• PROBLEM TO SOLVE: Without omitting anything, retype the data that follows.

• SUPPLIED MATERIAL:
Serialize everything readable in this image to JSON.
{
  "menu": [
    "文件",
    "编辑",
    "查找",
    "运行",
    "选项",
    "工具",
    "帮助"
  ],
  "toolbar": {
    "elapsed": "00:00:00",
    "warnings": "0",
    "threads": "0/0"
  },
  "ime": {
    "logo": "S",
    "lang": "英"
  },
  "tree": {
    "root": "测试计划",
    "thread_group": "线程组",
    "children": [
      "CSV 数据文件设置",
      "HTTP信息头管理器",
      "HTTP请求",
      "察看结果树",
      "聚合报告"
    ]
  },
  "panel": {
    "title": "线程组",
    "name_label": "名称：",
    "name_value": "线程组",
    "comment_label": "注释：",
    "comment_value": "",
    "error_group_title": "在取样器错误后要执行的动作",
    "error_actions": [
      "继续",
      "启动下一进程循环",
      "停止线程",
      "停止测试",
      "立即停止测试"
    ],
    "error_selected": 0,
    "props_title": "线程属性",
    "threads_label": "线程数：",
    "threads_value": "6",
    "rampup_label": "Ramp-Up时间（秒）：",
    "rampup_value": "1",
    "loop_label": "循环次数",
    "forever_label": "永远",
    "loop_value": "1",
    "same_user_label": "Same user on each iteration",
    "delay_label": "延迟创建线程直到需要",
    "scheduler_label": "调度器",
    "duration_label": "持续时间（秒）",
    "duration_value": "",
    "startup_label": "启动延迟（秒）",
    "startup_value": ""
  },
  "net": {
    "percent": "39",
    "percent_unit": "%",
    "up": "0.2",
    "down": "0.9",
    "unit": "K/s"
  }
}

• EXPECTED ANSWER:
Serialize everything readable in this image to JSON.
{
  "menu": [
    "文件",
    "编辑",
    "查找",
    "运行",
    "选项",
    "工具",
    "帮助"
  ],
  "toolbar": {
    "elapsed": "00:00:00",
    "warnings": "0",
    "threads": "0/0"
  },
  "ime": {
    "logo": "S",
    "lang": "英"
  },
  "tree": {
    "root": "测试计划",
    "thread_group": "线程组",
    "children": [
      "CSV 数据文件设置",
      "HTTP信息头管理器",
      "HTTP请求",
      "察看结果树",
      "聚合报告"
    ]
  },
  "panel": {
    "title": "线程组",
    "name_label": "名称：",
    "name_value": "线程组",
    "comment_label": "注释：",
    "comment_value": "",
    "error_group_title": "在取样器错误后要执行的动作",
    "error_actions": [
      "继续",
      "启动下一进程循环",
      "停止线程",
      "停止测试",
      "立即停止测试"
    ],
    "error_selected": 0,
    "props_title": "线程属性",
    "threads_label": "线程数：",
    "threads_value": "6",
    "rampup_label": "Ramp-Up时间（秒）：",
    "rampup_value": "1",
    "loop_label": "循环次数",
    "forever_label": "永远",
    "loop_value": "1",
    "same_user_label": "Same user on each iteration",
    "delay_label": "延迟创建线程直到需要",
    "scheduler_label": "调度器",
    "duration_label": "持续时间（秒）",
    "duration_value": "",
    "startup_label": "启动延迟（秒）",
    "startup_value": ""
  },
  "net": {
    "percent": "39",
    "percent_unit": "%",
    "up": "0.2",
    "down": "0.9",
    "unit": "K/s"
  }
}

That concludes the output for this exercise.